Pick out all lines with the word "Lavarse" from the records that follow.

# start of Information given

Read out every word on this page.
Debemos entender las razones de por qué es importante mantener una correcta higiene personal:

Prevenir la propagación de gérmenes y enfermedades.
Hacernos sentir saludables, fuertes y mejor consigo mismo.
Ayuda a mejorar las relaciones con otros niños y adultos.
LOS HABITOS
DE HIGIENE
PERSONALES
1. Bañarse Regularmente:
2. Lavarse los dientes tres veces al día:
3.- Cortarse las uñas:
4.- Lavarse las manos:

# end of Information given

▶ **Full answer**
2. Lavarse los dientes tres veces al día:
4.- Lavarse las manos:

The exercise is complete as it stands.